--- DIRECTIONS FOR THIS TASK ---
Your task is to filter the data below down to the lines holding "firmalar".
——
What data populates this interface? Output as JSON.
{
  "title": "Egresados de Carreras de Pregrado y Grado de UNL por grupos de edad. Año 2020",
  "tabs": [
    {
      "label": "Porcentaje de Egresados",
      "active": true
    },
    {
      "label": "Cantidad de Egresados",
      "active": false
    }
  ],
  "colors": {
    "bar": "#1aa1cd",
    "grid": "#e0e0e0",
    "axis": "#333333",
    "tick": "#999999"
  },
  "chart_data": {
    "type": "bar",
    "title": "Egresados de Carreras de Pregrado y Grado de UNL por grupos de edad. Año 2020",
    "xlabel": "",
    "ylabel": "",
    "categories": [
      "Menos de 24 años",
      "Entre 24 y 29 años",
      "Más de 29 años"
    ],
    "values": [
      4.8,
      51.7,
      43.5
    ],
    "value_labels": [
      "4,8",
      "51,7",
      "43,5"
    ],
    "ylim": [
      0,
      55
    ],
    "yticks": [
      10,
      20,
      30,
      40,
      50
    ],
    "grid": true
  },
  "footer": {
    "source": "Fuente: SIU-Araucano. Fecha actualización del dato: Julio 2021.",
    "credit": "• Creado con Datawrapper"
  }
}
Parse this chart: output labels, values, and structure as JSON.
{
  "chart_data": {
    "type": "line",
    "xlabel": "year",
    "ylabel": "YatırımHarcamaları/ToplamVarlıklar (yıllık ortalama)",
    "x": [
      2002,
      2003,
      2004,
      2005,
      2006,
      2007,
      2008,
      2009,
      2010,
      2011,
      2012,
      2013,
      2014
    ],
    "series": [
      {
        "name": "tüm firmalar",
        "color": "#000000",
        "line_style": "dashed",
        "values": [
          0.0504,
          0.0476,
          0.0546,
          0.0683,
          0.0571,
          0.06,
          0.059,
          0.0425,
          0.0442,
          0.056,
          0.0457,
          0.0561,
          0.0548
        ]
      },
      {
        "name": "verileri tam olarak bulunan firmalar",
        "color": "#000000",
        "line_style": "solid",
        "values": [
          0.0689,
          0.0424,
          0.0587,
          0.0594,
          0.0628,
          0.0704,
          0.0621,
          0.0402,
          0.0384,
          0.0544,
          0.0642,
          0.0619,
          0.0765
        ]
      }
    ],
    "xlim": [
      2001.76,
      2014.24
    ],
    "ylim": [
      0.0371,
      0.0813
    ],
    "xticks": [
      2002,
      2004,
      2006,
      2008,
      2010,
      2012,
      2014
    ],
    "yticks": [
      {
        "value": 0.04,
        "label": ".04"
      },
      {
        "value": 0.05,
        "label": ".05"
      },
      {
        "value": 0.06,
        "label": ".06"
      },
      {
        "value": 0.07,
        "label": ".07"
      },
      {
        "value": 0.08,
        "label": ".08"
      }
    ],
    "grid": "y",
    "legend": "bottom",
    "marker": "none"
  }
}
——
--- TASK SOLUTION ---
        "name": "tüm firmalar",
        "name": "verileri tam olarak bulunan firmalar",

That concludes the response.